## [EXCERPT TO READ]

_ _ _

Chaos Monkey provides a convenient way to disrupt CDAP and hadoop services on a cluster.
Disruptions can be scheduled, randomized, or issued on command.
To start Chaos Monkey daemon and HTTP server, set configurations in chaos-monkey-site.xml and run ChaosMonkeyMain
Disruptions setup
By default, the following disruptions will be available to each service:
- start
- restart
- stop
- terminate
- kill
- rolling-restart
Custom disruptions can be added by extending the Disruption class and then associating them with a service. A custom disruption is started by calling ClusterDisruptor.disrupt(serviceName, disruptionName, actionArguments), where disruptionName is set by the Disruption.getName() method. Disruptions receive a collection of RemoteProcess based on the actionArguments, and can be used to execute commands via ssh. To add a custom disruption to a service:
- {service}.disruptions - Class paths of custom disruptions, separated by commas
Initialize a service for Chaos Monkey
Any configured service can be interacted with through ClusterDisruptor or REST endpoints. To configure a service for chaos Monkey, either provide custom disruptions or a pid file for the default disruptions:
- {service}.pidFile - Path to the .pid file of the service
Configurations for scheduled disruptions
These additional properties can be set for a certain service to start a scheduled disruption:
- {service}.interval - Number of seconds between each disruption
- {service}.killProbability - Number between 0 to 1 representing chance of kill occurring each iteration.
- {service}.stopProbability - Number between 0 to 1 representing chance of stop occurring each iteration.
- {service}.restartProbability - Number between 0 to 1 representing chance of restart occurring each iteration.
- {service}.minNodesPerIteration - Minimum number of nodes affected each iteration.
- {service}.maxNodesPerIteration - Maximum number of nodes affected each iteration.

_ _ _

## [MATERIAL PROVIDED]
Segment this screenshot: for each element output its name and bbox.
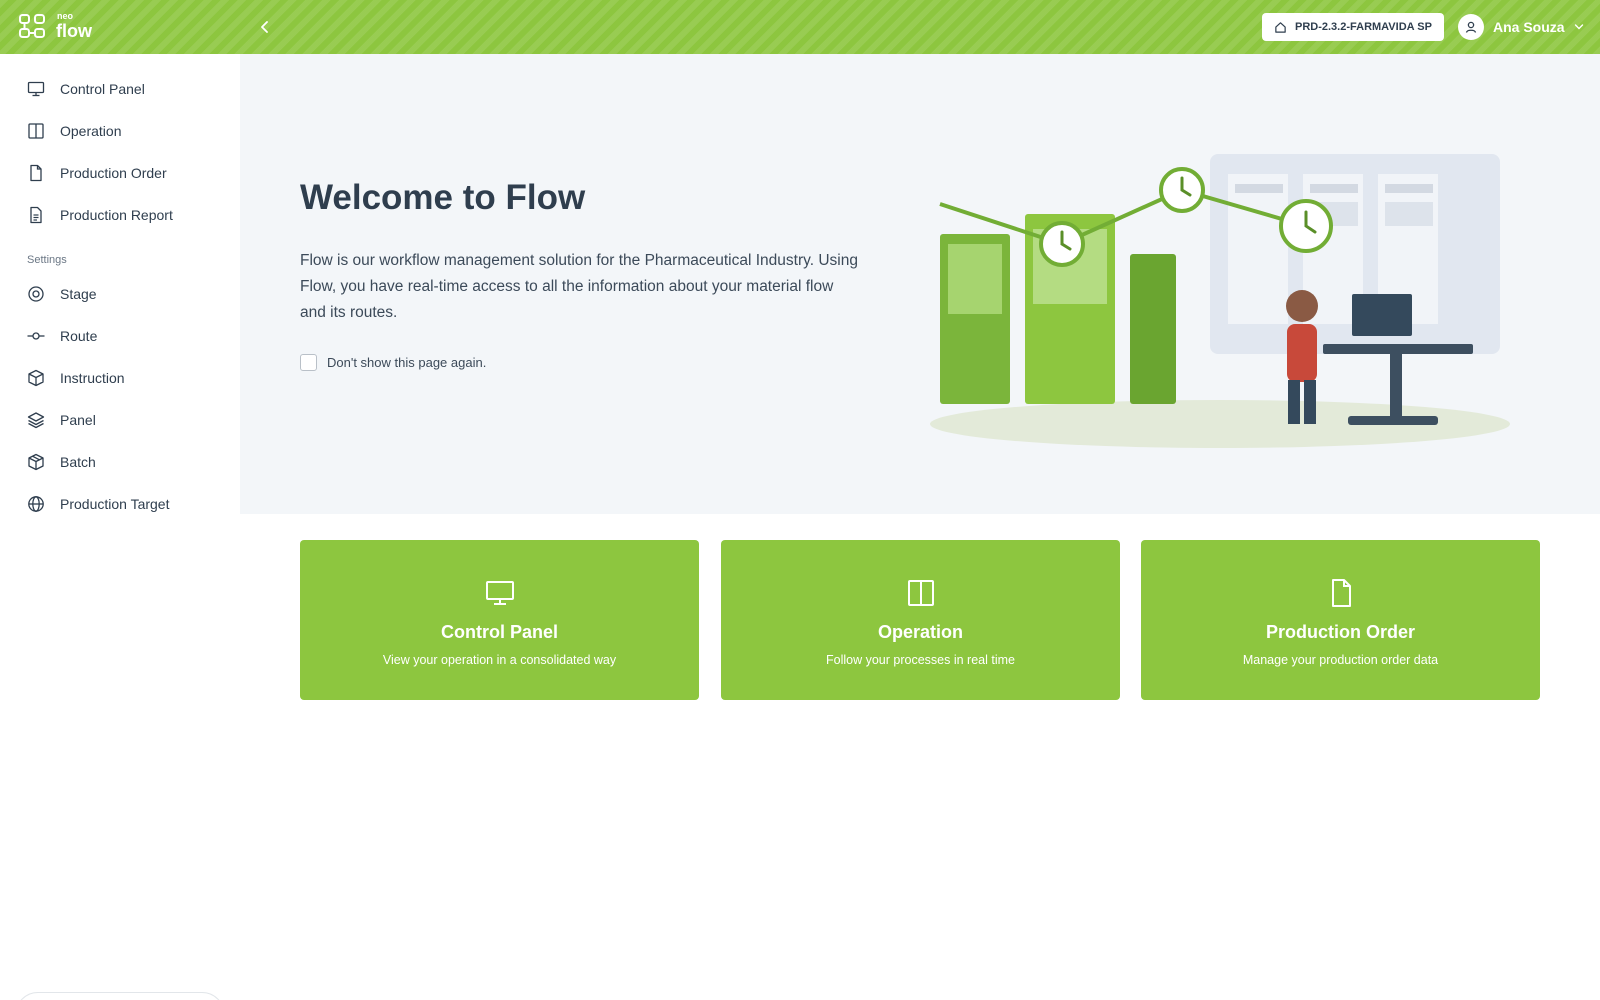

_ _ _

## [SET PROBLEM 1]
On the Chaos Monkey page, which file holds the configurations that are set before running ChaosMonkeyMain?
## [SET PROBLEM 2]
Write out the stretch of the Chaos Monkey page from "Chaos Monkey provides" through "issued on command.".
The listing has no part in this exercise.

## [WORKED SOLUTION 1]
chaos-monkey-site.xml

## [WORKED SOLUTION 2]
Chaos Monkey provides a convenient way to disrupt CDAP and hadoop services on a cluster.
Disruptions can be scheduled, randomized, or issued on command.